## SUPPLIED PASSAGE

Studio Ghibli is home to some of the greatest animators in the world, but outside Japan, its catalog has tended to be either difficult to find or the purview of pricey collector’s edition discs. Thankfully, that changed when Netflix (in the UK) and Max (in the US) snapped up streaming rights. Now, although a few curiosities escape Western availability—such as Whisper of the Heart spinoff Iblard Jikan—almost everything from the studio is available at a click.
Now, with visionary director Hayao Miyazaki’s final film, The Boy and the Heron, currently making its way to international cinema screens, it’s time to reevaluate everything that came before. This is the definitive ranking of the rest of the legendary animation house’s library, and where to find them.
24. Earwig and the Witch
You can almost imagine the cold, calculated decisionmaking that went into Earwig and the Witch. After all, Diana Wynne Jones’ Howl’s Moving Castle became one of Studio Ghibli’s most beloved films, so surely adapting another of the author’s books was a smart idea—and with this one following an orphaned girl adopted by a witch and forced into servitude, it probably seemed a perfect blend of Howl’s, Kiki’s Delivery Service, and Spirited Away. Plus, CGI animated films by Disney and Pixar regularly dominate the box office, so what could go wrong with adopting the style? A lot, it turns out—Goro Miyazaki’s attempt to deliver Ghibli’s first 3DCG feature is a bland, lifeless affair that, despite the leap into the third dimension, looks flatter and duller than anything else the studio has released. Beyond the lackluster visuals, the movie is a narrative disappointment too, with an extended middle act that never matures into a finale, leaving backstories, relationships, and questions unresolved by the time the credits roll. Studio Ghibli’s worst creative failure.
23. Tales From Earthsea
Ursula K. Le Guin’s Earthsea is one of the finest fantasy sagas in literature, but has been blighted with terrible adaptations in other media. Sadly, even Studio Ghibli’s brand of magic couldn’t break that curse. The film’s bizarre development cycle didn’t help—Hayao Miyazaki had sought the Earthsea rights for years, but was busy directing Howl’s Moving Castle by the time Le Guin gave her approval, leading Studio Ghibli producer Toshio Suzuki to tap Hayao’s son Goro (originally a landscape architect) to direct. The elder Miyazaki disapproved, given his son’s inexperience, and was proven right. This Earthsea is a mess, an incoherent jumbling of scenes and characters from Le Guin’s work, resulting in a generic fantasy with no real narrative thread and barely any of the visual beauty of the studio’s other works. On the film’s release, Le Guin would say to Goro: “It is not my book. It is your movie. It is a good movie,” though later was far harsher, criticizing the film’s violence.

## Saved entries

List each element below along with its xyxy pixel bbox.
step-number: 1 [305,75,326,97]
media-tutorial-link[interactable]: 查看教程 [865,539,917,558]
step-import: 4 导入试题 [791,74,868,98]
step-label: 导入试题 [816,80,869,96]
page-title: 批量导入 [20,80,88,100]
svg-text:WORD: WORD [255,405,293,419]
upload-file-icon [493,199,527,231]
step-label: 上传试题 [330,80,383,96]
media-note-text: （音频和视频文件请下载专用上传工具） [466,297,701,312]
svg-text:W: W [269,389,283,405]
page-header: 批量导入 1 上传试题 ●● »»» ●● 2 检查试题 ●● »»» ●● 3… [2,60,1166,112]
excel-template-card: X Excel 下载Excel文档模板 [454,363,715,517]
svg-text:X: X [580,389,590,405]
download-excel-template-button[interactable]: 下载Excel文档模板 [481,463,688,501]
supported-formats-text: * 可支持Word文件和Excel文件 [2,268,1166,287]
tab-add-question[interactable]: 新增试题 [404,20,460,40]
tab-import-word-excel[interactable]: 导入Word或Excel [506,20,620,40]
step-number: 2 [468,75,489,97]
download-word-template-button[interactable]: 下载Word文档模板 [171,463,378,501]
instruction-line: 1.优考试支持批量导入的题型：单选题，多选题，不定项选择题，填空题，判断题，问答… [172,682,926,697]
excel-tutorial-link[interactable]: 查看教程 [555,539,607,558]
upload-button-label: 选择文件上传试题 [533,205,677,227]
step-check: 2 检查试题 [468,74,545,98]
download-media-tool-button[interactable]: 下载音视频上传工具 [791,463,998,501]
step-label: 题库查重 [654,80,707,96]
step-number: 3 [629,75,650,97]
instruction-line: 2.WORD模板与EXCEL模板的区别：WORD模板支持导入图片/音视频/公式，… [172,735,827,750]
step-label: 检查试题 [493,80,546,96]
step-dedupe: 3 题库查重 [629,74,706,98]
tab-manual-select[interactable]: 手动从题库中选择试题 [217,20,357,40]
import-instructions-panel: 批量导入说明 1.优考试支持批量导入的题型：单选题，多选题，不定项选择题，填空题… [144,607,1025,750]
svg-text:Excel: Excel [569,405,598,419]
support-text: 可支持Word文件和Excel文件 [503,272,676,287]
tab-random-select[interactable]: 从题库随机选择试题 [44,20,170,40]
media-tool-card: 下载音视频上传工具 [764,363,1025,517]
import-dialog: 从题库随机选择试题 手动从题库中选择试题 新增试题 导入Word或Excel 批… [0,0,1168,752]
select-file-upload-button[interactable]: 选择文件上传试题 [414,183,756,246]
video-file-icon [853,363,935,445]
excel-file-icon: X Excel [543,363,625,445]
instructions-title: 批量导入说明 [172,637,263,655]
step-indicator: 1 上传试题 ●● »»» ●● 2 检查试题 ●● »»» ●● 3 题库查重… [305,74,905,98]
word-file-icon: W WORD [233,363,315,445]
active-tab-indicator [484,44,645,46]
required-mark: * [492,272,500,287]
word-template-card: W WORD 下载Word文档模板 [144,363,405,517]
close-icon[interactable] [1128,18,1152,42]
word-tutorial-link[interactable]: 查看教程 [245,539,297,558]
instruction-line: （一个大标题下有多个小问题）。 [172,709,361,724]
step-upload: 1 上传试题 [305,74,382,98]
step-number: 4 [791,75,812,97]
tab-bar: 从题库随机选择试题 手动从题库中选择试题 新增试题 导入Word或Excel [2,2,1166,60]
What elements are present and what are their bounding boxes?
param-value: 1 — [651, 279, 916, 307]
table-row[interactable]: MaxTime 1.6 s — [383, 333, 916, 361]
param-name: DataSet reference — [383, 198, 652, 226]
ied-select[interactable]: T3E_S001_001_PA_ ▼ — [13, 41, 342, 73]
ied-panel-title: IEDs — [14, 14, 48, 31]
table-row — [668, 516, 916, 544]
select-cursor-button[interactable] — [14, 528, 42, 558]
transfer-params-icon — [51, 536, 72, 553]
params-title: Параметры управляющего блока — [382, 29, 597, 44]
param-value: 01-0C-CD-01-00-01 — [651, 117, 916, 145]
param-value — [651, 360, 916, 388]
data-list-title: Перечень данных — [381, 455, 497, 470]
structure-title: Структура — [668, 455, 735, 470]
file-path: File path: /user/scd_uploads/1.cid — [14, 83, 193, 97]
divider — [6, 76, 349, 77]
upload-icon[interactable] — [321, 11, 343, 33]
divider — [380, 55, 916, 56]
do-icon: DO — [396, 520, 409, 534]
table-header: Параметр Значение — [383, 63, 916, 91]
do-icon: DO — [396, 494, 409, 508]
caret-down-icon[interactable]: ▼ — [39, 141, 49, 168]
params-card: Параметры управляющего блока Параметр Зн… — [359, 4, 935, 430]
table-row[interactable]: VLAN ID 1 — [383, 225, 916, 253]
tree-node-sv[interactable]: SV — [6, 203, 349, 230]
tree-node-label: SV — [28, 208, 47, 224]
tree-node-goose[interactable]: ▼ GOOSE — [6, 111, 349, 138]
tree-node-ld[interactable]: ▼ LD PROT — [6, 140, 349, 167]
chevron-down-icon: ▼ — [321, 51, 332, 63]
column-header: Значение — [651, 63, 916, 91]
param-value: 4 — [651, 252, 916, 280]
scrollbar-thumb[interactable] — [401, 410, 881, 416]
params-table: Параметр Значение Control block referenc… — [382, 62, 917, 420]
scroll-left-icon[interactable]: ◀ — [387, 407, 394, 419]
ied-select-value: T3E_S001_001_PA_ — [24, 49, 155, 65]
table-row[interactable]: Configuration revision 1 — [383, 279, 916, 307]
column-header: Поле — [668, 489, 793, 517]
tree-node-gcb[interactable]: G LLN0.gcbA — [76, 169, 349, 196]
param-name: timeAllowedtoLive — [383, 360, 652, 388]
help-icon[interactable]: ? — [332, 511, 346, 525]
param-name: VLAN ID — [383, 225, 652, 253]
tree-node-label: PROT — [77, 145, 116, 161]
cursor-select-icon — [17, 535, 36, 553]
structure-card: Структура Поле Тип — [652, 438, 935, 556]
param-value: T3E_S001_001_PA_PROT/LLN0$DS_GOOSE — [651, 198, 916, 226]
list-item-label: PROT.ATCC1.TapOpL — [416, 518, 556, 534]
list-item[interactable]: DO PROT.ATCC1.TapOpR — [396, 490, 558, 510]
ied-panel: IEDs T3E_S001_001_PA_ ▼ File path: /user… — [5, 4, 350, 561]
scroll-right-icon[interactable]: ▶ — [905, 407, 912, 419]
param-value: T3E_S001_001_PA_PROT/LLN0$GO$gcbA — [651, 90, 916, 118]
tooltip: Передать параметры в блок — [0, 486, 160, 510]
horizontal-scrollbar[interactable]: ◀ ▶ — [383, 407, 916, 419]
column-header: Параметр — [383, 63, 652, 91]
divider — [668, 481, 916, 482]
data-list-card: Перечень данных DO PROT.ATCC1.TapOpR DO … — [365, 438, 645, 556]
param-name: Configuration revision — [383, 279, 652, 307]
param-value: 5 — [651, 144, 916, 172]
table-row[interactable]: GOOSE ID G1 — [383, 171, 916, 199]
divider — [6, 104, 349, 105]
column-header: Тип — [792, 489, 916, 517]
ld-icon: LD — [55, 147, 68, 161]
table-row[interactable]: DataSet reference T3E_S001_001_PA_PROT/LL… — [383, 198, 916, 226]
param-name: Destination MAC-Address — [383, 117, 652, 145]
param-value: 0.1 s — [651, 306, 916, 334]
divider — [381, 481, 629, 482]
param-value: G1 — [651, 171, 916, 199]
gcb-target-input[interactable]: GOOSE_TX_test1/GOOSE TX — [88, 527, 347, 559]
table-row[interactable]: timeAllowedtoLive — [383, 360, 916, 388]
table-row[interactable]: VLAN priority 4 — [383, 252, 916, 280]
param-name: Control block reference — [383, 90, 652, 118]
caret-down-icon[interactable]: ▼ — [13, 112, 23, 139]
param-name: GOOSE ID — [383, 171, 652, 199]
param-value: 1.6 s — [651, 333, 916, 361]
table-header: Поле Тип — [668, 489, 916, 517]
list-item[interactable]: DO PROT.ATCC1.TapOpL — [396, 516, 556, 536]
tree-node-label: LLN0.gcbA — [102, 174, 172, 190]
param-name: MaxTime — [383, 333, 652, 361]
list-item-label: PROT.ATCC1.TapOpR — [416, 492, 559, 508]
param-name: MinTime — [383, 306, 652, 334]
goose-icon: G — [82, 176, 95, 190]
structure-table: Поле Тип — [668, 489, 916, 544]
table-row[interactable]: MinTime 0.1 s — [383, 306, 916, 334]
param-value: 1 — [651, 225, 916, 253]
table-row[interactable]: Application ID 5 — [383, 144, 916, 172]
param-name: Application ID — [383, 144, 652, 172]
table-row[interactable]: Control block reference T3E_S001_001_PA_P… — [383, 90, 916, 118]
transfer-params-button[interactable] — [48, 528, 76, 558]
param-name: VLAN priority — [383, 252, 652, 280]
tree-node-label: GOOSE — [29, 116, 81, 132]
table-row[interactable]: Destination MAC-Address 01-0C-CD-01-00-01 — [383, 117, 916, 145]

## WHAT YOU SHOULD DO
Continue the Studio Ghibli film ranking from the point where it stops. None of the saved entries are needed here.

## WRITTEN ANSWER
22. Ocean Waves
1993’s Ocean Waves was essentially a training exercise for Studio Ghibli’s younger creators, a made-for-TV film helmed by outsider director Tomomi Mochizuki. It’s also a contender for the studio’s most realistic and grounded work, forgoing Ghibli’s penchant for the fantastic in favor of a poignant story of teen friendships, fractured families, and the pains of adolescence. Despite this, it’s also quietly charming, perfectly capturing the beauty to be found in everyday life. The film follows the increasingly strained relationships between Rikako, who resents being shipped off from bustling Tokyo to the much smaller city of Kōchi following her parents’ divorce, and her new classmates, well-meaning but academically struggling Taku and class leader Yutaka. There are plenty of lingering looks and wistful staring into middle distance as the young cast navigate their feelings and futures, making for a mood that’s constantly caught between melancholy and contemplation, but at only 72 minutes, it doesn’t outstay its welcome. It’ll be too slow for some, but anyone open to a serious animated drama will be well served.
21. From Up on Poppy Hill
A collaboration between both Miyazakis, with Goro directing from a screenplay by Hayao, results in the former’s best feature work to date. Set in 1963 Yokohama, From Up on Poppy Hill follows Umi, who lives in a boarding house while her mother studies in the US, and Shun, a member of their school’s newspaper team, as they fight to save a clubhouse from demolition. Yet as the pair grow closer, they learn that they may share more than a cause: With records a mess following World War II and the Korean War, an old photo points to them sharing a father, too. While it’s slow to the point of ponderousness at points, Poppy Hill still delivers some stand-out moments of animated beauty, and its youthful, optimistic leads are a real delight.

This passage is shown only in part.